(Brief) Identify all lines of the data containing the string "Exponential" and copy them.

Start Input records

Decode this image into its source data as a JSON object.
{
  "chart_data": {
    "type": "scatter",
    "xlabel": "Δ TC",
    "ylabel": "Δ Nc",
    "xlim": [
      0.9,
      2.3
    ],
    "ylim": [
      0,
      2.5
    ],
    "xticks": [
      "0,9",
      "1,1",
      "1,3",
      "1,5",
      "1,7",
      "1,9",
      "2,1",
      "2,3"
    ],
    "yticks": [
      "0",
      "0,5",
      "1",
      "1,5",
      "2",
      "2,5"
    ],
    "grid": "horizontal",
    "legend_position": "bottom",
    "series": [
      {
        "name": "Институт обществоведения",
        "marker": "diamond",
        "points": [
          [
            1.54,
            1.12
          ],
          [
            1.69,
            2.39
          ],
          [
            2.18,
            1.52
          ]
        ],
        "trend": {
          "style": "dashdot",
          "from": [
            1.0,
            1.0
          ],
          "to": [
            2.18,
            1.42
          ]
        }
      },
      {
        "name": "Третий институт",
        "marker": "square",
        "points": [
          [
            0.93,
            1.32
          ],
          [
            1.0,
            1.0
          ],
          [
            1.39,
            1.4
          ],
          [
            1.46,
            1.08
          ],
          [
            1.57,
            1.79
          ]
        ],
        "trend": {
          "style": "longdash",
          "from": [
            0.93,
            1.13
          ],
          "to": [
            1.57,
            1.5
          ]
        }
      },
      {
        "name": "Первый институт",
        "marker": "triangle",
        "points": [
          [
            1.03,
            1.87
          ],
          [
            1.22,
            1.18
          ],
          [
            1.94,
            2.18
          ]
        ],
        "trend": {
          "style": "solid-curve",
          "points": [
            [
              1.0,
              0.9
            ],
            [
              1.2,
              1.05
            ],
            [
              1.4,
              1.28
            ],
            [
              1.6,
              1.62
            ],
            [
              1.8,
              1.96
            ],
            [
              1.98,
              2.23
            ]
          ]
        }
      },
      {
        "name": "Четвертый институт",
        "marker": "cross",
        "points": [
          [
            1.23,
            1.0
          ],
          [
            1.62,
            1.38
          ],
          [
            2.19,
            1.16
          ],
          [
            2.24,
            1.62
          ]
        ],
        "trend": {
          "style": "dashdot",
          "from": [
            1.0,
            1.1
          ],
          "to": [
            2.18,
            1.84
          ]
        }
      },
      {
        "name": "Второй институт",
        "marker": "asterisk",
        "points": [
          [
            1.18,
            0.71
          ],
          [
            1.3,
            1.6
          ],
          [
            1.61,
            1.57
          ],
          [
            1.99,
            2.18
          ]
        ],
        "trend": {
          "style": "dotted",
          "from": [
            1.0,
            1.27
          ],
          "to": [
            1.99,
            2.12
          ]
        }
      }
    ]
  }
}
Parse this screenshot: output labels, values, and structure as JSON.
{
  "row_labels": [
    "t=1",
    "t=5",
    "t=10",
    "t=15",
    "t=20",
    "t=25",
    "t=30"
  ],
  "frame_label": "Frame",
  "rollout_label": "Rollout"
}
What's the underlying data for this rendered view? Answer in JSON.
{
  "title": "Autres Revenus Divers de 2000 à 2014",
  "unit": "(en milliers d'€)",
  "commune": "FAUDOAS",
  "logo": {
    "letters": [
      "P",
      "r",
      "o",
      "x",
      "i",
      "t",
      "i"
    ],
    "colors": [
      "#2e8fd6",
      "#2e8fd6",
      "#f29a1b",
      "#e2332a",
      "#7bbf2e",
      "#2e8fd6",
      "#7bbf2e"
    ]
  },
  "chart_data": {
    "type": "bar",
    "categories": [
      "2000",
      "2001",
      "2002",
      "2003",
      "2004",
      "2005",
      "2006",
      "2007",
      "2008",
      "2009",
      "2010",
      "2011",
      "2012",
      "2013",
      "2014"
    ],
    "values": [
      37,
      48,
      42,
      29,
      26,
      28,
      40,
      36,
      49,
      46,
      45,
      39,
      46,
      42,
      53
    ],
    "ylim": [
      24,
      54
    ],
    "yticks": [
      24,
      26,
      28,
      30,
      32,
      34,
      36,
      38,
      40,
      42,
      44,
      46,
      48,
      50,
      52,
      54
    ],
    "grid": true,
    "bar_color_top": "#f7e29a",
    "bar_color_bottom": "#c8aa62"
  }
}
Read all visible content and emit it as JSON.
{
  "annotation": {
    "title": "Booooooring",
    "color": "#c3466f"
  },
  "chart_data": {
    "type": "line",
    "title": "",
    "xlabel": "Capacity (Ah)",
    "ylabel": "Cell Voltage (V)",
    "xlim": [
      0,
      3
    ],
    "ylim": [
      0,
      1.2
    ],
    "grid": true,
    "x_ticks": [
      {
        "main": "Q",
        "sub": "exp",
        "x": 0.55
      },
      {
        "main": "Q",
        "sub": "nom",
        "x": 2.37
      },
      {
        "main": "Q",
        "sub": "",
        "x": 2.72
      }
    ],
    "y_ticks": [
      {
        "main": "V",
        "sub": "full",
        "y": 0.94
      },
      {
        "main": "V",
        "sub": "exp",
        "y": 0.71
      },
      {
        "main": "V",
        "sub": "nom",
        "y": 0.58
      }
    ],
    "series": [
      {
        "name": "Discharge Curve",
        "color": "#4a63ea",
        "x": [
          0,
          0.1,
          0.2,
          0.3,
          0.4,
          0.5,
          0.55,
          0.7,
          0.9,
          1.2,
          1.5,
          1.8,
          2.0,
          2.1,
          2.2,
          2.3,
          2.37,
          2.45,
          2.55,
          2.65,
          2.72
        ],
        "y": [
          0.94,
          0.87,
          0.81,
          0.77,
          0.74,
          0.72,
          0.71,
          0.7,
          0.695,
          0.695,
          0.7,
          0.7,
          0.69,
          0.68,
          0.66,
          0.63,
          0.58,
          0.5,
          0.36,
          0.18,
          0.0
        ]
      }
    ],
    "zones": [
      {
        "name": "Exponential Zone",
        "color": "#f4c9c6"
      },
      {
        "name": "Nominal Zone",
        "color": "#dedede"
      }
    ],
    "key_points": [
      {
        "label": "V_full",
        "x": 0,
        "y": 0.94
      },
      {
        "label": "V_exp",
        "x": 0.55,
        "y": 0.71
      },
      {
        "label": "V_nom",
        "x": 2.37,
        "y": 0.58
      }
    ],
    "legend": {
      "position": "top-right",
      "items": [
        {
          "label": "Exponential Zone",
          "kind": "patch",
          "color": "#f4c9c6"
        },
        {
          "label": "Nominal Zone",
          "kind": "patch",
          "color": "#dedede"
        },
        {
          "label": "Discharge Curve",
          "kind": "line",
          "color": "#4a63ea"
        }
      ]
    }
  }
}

End Input records

(Solution)
        "name": "Exponential Zone",
          "label": "Exponential Zone",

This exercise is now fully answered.